§ WRITTEN TASK
Extract every line below that contains the word "manufacturing".

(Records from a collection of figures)
════════

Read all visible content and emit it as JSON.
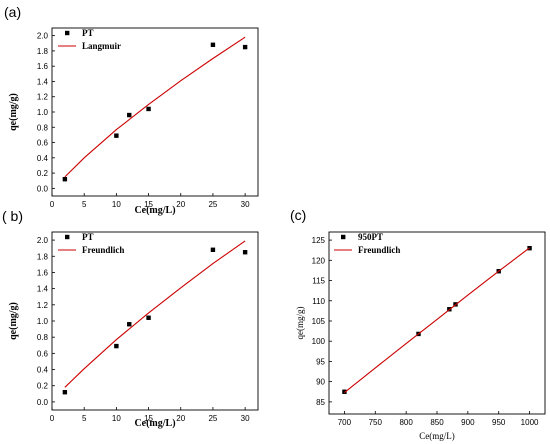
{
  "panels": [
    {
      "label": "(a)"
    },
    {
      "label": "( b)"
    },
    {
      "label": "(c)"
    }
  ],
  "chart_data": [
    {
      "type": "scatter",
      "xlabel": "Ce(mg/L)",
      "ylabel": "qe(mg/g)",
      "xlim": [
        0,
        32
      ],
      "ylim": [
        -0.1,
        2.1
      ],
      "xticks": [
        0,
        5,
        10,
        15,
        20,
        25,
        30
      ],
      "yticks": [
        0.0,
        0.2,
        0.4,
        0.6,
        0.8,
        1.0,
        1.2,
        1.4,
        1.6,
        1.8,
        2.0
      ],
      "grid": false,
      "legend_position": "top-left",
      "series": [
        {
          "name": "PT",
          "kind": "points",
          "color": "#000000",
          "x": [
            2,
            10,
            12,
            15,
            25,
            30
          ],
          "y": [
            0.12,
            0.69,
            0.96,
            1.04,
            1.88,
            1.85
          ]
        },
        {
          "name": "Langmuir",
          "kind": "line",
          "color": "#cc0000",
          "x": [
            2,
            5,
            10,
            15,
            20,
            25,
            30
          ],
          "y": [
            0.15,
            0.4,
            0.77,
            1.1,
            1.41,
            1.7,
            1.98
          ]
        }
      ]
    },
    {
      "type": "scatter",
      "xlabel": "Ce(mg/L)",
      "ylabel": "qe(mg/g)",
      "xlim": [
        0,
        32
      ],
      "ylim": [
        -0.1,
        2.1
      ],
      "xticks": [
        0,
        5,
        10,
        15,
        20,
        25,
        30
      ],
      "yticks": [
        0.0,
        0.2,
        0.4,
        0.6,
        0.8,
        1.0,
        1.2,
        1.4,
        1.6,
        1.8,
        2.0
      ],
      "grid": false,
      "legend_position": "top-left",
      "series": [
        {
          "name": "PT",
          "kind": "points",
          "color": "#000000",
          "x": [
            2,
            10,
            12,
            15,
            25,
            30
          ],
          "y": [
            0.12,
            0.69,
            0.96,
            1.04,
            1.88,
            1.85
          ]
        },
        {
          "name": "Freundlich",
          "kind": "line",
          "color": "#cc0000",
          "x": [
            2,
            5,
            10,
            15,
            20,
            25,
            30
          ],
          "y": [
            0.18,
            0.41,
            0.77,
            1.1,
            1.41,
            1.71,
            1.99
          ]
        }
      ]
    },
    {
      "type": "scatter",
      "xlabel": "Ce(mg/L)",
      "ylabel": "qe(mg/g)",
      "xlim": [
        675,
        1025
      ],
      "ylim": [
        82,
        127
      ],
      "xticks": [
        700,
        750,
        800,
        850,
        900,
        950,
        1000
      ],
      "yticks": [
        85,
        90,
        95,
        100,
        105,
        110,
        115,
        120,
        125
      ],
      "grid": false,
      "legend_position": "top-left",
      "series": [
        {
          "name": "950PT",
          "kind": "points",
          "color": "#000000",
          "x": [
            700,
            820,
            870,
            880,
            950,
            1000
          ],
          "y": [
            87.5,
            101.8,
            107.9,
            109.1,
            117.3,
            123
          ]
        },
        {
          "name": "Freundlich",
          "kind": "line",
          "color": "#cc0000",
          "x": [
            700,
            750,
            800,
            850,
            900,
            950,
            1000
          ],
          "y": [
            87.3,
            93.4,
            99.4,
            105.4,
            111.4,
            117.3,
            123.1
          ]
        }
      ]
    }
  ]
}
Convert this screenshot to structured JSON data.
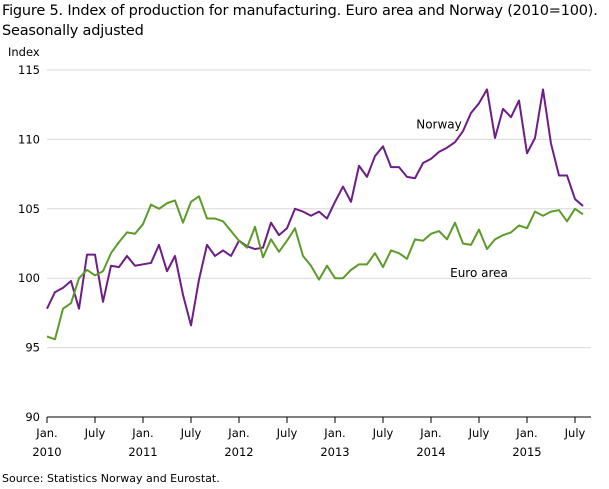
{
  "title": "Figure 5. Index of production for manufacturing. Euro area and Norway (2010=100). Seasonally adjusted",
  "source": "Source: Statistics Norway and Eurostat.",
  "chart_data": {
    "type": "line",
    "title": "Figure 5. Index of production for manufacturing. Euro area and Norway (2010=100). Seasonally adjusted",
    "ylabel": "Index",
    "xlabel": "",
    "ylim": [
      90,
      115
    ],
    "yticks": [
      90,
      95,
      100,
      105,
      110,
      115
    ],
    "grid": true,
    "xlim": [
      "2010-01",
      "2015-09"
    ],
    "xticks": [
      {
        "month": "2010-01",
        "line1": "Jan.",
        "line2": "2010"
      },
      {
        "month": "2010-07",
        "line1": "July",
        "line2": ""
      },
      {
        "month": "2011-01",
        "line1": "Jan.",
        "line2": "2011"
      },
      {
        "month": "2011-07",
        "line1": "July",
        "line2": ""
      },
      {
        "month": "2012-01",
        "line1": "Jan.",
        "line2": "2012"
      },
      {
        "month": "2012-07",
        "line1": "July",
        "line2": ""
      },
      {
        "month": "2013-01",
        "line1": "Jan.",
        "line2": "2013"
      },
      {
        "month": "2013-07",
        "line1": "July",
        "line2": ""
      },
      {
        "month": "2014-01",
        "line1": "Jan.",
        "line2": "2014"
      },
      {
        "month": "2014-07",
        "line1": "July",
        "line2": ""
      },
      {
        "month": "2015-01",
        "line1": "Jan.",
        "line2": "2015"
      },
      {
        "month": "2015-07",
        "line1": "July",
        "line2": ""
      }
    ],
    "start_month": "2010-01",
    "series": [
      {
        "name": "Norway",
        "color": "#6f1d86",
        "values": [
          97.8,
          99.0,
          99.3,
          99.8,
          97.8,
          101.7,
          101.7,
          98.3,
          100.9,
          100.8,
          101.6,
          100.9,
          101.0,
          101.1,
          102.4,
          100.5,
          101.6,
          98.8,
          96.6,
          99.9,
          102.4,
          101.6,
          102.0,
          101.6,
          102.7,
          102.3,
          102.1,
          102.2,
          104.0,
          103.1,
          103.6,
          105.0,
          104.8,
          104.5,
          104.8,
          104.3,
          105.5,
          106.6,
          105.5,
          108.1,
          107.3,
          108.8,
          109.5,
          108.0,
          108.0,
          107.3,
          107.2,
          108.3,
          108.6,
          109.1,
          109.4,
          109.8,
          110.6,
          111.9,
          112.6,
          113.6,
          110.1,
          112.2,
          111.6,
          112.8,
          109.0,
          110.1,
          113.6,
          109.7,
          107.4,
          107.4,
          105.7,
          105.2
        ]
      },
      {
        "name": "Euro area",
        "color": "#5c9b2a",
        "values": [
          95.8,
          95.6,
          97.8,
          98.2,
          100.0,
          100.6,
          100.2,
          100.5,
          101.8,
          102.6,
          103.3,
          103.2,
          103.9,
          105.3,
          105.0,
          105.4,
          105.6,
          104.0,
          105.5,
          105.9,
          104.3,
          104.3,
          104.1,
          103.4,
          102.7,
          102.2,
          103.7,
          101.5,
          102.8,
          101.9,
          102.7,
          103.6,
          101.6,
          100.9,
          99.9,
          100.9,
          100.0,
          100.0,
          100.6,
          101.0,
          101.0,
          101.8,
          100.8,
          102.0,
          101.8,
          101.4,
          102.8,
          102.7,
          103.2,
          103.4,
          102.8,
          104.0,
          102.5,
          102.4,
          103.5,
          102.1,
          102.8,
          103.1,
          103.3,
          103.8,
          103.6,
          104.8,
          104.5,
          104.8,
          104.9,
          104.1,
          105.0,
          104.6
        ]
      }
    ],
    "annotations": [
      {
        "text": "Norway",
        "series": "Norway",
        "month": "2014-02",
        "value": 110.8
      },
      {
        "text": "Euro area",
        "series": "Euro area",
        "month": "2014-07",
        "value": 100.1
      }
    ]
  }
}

════════

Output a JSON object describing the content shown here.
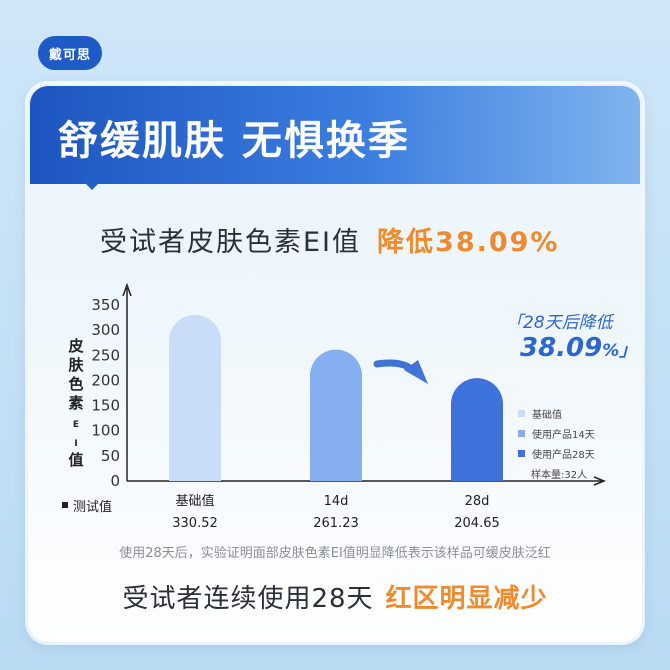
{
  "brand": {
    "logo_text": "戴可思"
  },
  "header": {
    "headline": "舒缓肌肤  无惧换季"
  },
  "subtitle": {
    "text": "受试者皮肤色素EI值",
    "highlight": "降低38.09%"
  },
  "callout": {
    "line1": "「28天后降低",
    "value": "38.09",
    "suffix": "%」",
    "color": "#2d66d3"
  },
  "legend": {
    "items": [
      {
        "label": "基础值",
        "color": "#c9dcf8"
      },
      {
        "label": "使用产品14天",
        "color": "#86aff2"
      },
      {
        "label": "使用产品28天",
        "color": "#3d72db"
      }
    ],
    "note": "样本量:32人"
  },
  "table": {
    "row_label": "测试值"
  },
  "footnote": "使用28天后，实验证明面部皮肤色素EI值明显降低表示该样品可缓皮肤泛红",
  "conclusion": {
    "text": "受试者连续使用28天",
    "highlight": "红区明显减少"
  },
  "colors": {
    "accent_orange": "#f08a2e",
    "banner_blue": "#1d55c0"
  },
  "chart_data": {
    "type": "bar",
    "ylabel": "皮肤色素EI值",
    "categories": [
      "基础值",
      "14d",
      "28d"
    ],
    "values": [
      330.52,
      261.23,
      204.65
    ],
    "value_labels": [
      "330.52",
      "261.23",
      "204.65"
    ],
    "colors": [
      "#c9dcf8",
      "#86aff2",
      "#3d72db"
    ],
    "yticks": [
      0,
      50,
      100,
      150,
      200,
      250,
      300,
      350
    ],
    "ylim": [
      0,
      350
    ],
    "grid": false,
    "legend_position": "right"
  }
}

════════

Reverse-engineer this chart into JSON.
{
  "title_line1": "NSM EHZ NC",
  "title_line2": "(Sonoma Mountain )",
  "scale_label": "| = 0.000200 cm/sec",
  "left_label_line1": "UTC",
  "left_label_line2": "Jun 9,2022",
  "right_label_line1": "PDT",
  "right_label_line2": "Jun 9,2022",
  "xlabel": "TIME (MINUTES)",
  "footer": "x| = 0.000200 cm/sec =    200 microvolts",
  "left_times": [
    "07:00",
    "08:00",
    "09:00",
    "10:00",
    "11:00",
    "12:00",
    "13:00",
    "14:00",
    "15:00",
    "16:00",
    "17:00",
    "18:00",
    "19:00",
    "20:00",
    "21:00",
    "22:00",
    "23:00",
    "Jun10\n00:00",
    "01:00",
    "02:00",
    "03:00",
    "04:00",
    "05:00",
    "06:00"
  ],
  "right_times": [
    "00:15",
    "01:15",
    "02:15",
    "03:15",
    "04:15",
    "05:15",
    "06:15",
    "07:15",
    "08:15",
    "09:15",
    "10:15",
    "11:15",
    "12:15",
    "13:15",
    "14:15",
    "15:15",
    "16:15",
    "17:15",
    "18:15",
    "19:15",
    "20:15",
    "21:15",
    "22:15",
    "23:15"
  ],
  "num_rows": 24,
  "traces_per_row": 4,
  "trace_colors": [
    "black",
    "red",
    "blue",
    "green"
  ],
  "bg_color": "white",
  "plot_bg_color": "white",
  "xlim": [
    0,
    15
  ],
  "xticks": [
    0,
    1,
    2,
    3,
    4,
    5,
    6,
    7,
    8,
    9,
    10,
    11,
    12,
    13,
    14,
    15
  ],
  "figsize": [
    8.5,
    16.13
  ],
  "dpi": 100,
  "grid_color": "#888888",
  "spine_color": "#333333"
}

════════

§ COMPLETED EXERCISE
  "title": "Figure 5. Index of production for manufacturing. Euro area and Norway (2010=100). Seasonally adjusted",
    "title": "Figure 5. Index of production for manufacturing. Euro area and Norway (2010=100). Seasonally adjusted",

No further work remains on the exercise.